● Parts of the exercise:
a. In the passage on the Titans and Dionysus, what do we become when we recover the lost unity?
b. Copy the stretch from "The Titanic mode" through "trans. Westerink, modified)" of the passage on the Titans and Dionysus word for word.

● Reading text:
The Titanic mode of life is the irrational mode, by which rational life is torn asunder:  It is better to acknowledge its existence everywhere, since in any case at its source there are Gods, the Titans; then also on the plane of rational life, this apparent self-determination, which seems to aim at belonging to itself alone and neither to the superior nor to the inferior, is wrought in us by the Titans; through it we tear asunder the Dionysus in ourselves, breaking up the natural continuity of our being and our partnership, so to speak, with the superior and inferior.  While in this condition, we are Titans; but when we recover that lost unity, we become Dionysoi and we attain what can truly be called completeness.
(Damascius In Phaed. I.9 – trans. Westerink, modified)
When we behave badly and follow the impulses of that spirited element, we act as Titans, pulling apart the Dionysos, the superior rationality, within us, but when we behave well, we become perfected Dionysoi, under the guidance of our rational and divine element.  The present general temporal clauses indicate that the idea applies not to condition precedent, but to the general situation; the tale of Dionysos and the Titans is an allegory of the general human condition, not a tale of the preceding cause of it.

● Source data:
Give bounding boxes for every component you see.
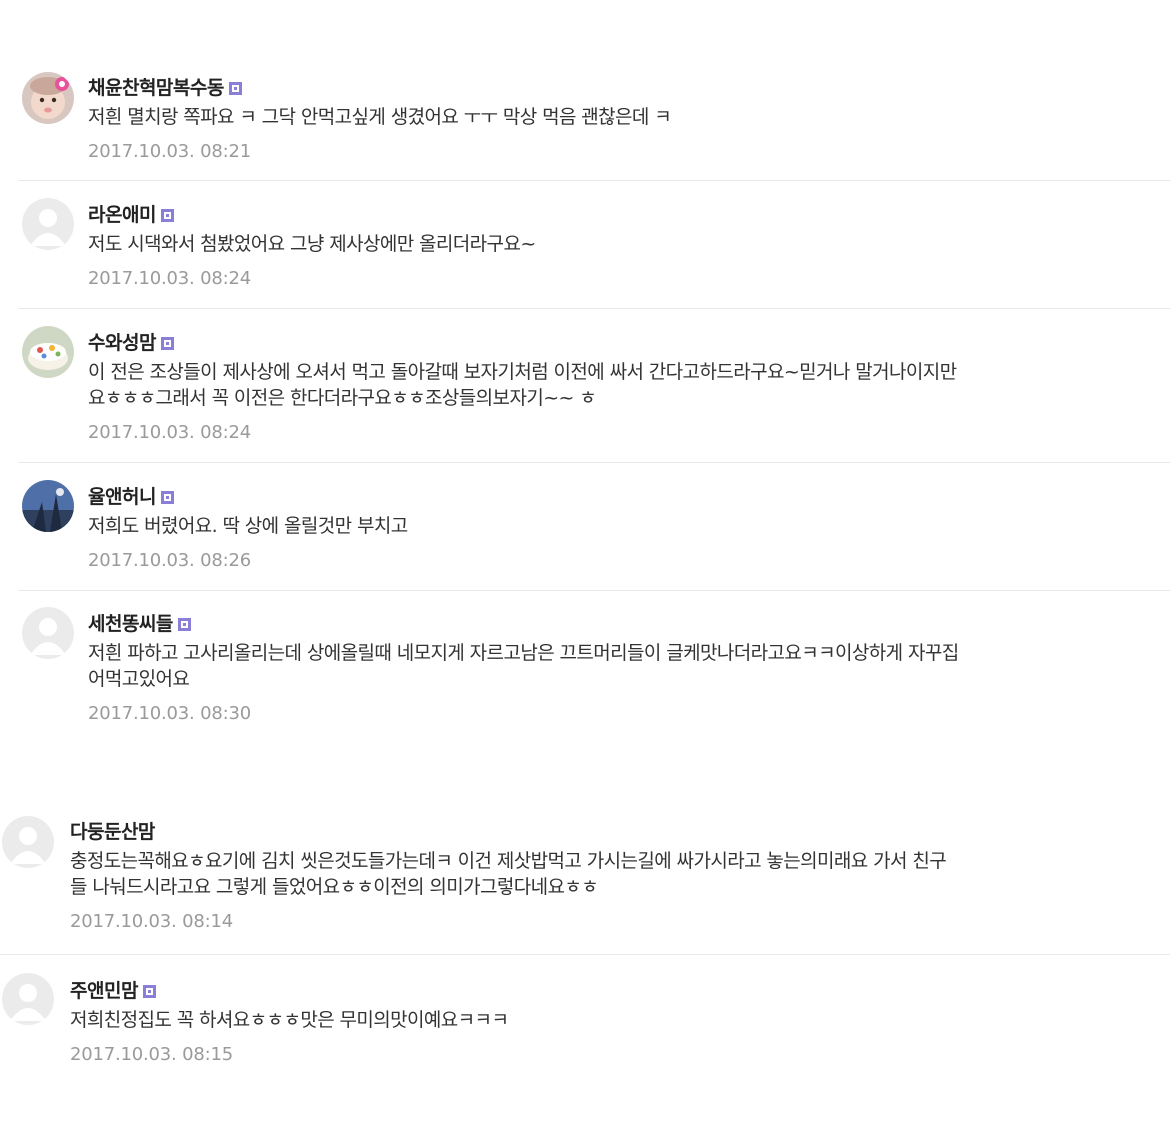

● Results for each task:
a. We become Dionysoi and attain what can truly be called completeness.

b.
The Titanic mode of life is the irrational mode, by which rational life is torn asunder:  It is better to acknowledge its existence everywhere, since in any case at its source there are Gods, the Titans; then also on the plane of rational life, this apparent self-determination, which seems to aim at belonging to itself alone and neither to the superior nor to the inferior, is wrought in us by the Titans; through it we tear asunder the Dionysus in ourselves, breaking up the natural continuity of our being and our partnership, so to speak, with the superior and inferior.  While in this condition, we are Titans; but when we recover that lost unity, we become Dionysoi and we attain what can truly be called completeness.
(Damascius In Phaed. I.9 – trans. Westerink, modified)